**Aim of the exercise**
Set out each line from the following listing that includes the word "template".

**Record list**

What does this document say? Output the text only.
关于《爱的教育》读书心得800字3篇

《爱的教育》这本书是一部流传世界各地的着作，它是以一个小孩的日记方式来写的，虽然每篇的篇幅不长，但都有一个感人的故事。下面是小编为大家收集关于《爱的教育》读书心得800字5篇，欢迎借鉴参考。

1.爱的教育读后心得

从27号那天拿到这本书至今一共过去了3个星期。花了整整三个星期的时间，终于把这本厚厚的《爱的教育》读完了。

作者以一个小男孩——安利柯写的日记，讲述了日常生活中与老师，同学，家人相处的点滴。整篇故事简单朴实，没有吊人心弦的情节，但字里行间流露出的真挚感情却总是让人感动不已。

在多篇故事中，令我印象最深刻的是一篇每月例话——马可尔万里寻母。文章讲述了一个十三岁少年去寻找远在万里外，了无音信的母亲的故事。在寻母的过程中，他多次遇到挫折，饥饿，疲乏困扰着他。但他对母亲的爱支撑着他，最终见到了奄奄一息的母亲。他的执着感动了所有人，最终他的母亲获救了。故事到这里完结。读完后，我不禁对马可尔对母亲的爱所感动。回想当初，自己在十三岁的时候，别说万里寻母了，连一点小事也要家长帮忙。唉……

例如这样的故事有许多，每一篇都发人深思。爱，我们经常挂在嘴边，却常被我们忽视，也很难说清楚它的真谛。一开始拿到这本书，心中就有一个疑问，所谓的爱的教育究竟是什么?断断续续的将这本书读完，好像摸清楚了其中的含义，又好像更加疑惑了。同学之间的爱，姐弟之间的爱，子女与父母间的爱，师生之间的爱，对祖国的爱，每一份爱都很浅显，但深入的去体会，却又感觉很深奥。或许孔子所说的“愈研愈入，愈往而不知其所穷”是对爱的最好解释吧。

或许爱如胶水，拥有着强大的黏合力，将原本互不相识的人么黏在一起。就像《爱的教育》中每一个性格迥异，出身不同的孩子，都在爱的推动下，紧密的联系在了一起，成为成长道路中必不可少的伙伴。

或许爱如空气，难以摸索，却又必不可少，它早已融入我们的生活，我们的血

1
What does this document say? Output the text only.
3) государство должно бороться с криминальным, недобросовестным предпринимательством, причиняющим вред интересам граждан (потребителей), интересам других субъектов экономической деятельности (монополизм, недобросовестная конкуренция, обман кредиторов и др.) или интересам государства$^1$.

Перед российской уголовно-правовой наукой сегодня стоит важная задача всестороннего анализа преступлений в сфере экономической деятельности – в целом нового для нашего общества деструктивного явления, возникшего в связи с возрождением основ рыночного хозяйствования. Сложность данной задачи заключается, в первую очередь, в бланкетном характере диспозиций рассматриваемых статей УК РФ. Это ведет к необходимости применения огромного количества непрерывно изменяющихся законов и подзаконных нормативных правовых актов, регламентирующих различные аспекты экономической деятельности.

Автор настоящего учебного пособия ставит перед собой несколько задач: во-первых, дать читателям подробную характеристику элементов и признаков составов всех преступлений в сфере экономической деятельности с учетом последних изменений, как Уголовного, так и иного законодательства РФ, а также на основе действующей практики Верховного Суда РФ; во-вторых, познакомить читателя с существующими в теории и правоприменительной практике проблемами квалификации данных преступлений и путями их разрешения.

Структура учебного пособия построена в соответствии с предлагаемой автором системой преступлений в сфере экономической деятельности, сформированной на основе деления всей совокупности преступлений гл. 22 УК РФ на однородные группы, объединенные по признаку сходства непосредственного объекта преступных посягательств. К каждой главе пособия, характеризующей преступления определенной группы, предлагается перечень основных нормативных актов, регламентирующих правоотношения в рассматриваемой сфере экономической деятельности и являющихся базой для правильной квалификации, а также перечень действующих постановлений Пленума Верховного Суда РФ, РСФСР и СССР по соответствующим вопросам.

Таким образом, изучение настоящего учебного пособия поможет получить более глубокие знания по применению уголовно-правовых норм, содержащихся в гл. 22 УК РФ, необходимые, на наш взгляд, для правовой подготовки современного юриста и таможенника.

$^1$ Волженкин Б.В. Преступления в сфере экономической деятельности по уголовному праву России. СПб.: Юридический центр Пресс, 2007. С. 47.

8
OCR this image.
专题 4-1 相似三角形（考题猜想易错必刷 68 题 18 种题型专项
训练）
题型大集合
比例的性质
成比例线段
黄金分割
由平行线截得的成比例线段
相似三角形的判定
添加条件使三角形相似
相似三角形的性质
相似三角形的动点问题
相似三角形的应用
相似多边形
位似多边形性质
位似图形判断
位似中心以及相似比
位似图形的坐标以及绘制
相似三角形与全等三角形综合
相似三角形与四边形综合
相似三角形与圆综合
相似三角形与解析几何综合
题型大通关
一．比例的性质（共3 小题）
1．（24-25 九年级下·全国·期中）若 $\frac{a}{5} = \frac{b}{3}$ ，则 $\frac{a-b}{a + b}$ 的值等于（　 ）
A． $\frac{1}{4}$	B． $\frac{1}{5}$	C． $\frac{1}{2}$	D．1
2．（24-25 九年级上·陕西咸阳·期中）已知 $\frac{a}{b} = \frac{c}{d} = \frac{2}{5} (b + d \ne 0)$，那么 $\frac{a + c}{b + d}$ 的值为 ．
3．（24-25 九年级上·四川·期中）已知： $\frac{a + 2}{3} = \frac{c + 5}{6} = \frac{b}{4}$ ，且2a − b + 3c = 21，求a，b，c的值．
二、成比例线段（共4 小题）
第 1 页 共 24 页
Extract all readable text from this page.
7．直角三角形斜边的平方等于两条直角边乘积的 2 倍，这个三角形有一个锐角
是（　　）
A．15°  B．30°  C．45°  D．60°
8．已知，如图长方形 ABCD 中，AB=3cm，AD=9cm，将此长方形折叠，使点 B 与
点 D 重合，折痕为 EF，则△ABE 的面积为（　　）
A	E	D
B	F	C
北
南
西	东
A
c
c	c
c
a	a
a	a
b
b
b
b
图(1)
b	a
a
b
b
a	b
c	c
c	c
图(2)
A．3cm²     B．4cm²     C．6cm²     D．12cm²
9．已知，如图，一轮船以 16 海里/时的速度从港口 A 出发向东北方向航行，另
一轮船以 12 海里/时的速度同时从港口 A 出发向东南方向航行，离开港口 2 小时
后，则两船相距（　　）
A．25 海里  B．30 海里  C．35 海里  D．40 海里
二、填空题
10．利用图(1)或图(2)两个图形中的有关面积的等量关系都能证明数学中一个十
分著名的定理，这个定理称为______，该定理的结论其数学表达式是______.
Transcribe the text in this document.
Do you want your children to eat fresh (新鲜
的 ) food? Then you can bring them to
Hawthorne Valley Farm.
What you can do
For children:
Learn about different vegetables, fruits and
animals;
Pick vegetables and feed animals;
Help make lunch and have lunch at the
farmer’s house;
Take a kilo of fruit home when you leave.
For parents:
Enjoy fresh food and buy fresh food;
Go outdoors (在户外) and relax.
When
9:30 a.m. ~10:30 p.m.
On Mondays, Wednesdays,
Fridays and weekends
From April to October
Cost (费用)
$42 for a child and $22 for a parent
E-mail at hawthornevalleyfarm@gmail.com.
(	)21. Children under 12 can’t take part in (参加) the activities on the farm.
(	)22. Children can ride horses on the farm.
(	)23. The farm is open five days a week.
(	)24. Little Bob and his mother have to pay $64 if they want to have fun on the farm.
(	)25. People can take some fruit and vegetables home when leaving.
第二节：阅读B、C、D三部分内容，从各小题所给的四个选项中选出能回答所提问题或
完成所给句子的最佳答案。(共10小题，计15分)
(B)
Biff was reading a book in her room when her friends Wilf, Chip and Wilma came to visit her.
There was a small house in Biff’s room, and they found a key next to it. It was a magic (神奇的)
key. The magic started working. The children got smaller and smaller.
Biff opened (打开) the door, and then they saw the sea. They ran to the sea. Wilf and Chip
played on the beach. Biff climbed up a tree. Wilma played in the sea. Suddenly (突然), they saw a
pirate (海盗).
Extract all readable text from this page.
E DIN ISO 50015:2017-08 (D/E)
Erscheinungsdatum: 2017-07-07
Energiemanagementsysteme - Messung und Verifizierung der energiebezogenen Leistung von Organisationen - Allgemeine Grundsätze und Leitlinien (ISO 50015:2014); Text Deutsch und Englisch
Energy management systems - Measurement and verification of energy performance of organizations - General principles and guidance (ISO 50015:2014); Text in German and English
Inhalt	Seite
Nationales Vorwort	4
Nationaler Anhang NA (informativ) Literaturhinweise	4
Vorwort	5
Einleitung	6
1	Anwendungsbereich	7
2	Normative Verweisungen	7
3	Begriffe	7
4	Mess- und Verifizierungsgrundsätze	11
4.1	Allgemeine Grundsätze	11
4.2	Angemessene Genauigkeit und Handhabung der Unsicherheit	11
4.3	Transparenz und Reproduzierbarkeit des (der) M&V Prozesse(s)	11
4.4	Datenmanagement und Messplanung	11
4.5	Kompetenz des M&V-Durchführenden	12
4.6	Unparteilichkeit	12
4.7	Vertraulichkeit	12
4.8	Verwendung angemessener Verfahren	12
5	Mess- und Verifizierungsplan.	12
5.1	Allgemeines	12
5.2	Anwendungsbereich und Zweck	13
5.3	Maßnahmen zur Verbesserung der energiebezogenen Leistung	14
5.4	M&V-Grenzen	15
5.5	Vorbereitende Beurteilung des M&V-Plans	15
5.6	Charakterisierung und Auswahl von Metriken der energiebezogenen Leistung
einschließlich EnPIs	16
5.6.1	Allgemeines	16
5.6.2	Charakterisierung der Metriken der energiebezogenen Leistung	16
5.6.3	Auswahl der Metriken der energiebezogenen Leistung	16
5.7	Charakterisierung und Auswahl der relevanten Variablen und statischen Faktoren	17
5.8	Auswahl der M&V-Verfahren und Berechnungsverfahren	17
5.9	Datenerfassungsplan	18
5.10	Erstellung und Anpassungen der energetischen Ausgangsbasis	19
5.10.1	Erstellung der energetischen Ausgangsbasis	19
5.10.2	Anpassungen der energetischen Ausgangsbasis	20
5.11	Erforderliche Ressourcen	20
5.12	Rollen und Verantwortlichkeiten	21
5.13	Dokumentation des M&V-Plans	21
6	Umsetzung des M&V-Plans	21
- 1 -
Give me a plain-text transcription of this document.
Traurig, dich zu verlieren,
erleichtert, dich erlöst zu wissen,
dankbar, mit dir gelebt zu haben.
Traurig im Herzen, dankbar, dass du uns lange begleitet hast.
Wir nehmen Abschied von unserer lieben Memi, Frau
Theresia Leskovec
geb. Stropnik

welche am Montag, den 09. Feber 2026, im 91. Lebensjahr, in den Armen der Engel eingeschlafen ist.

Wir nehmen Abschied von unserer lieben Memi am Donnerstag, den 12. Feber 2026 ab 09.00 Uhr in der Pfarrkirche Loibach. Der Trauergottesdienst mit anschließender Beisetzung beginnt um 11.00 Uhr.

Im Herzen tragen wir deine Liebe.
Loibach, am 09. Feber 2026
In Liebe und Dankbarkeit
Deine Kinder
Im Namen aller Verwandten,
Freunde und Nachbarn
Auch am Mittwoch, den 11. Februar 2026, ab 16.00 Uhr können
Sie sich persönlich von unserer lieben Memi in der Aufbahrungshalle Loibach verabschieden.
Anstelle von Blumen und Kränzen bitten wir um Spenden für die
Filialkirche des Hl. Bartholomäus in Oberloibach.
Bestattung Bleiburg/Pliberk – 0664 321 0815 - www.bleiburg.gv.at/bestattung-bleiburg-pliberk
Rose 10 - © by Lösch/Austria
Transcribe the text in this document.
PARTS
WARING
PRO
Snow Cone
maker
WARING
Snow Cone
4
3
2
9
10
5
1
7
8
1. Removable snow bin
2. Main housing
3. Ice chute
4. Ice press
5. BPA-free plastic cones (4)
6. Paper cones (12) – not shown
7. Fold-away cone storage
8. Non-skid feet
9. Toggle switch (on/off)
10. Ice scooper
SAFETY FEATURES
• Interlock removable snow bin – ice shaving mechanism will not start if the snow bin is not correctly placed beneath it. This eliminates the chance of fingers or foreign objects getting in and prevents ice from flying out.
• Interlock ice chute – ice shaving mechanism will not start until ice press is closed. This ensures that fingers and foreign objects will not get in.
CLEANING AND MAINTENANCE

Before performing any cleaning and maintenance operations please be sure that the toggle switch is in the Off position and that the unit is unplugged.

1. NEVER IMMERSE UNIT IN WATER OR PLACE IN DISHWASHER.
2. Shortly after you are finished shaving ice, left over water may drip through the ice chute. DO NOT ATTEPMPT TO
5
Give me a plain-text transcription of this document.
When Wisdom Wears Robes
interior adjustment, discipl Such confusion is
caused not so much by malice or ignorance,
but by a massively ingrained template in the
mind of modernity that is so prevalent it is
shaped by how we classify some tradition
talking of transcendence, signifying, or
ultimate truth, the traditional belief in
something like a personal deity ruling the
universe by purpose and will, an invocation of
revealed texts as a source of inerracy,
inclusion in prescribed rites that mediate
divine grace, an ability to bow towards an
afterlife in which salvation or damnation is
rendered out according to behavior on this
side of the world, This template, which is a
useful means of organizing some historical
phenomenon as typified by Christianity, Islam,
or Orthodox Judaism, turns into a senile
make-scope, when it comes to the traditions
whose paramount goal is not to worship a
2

**The completed task**
but by a massively ingrained template in the
side of the world, This template, which is a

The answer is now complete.